begin
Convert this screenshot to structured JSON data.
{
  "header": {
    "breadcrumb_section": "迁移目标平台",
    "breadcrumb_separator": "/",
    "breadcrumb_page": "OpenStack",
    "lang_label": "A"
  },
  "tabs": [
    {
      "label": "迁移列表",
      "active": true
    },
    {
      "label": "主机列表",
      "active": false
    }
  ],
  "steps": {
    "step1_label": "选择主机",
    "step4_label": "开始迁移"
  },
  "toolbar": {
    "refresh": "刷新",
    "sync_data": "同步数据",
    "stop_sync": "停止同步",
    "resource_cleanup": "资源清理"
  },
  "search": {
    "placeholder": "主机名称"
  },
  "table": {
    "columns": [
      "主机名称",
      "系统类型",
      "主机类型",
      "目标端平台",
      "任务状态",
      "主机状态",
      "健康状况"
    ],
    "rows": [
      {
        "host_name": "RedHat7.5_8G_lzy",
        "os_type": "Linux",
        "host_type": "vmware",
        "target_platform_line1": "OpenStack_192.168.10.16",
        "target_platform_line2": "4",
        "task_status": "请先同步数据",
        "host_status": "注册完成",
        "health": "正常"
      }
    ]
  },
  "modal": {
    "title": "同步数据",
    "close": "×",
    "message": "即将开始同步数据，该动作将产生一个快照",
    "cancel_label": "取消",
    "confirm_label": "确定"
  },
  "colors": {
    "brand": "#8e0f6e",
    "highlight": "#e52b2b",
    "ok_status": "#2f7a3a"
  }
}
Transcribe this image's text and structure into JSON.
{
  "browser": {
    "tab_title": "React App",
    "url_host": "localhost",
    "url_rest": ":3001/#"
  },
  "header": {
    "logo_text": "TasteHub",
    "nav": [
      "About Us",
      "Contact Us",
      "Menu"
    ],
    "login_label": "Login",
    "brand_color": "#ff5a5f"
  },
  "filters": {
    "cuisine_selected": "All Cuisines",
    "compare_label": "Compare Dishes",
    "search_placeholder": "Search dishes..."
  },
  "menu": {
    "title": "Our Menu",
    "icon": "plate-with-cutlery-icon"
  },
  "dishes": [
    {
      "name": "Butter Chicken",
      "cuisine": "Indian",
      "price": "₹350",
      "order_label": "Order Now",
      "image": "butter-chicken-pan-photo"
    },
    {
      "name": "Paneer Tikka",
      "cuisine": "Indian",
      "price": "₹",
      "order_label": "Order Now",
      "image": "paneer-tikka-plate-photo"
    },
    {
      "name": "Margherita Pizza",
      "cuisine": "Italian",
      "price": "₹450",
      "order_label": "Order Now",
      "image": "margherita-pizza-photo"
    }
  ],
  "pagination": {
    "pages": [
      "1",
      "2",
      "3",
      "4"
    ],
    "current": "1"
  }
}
end
Every line from the one containing "Transcribe this image's" through the end of the data must be repeated exactly, and no other line.

Transcribe this image's text and structure into JSON.
{
  "browser": {
    "tab_title": "React App",
    "url_host": "localhost",
    "url_rest": ":3001/#"
  },
  "header": {
    "logo_text": "TasteHub",
    "nav": [
      "About Us",
      "Contact Us",
      "Menu"
    ],
    "login_label": "Login",
    "brand_color": "#ff5a5f"
  },
  "filters": {
    "cuisine_selected": "All Cuisines",
    "compare_label": "Compare Dishes",
    "search_placeholder": "Search dishes..."
  },
  "menu": {
    "title": "Our Menu",
    "icon": "plate-with-cutlery-icon"
  },
  "dishes": [
    {
      "name": "Butter Chicken",
      "cuisine": "Indian",
      "price": "₹350",
      "order_label": "Order Now",
      "image": "butter-chicken-pan-photo"
    },
    {
      "name": "Paneer Tikka",
      "cuisine": "Indian",
      "price": "₹",
      "order_label": "Order Now",
      "image": "paneer-tikka-plate-photo"
    },
    {
      "name": "Margherita Pizza",
      "cuisine": "Italian",
      "price": "₹450",
      "order_label": "Order Now",
      "image": "margherita-pizza-photo"
    }
  ],
  "pagination": {
    "pages": [
      "1",
      "2",
      "3",
      "4"
    ],
    "current": "1"
  }
}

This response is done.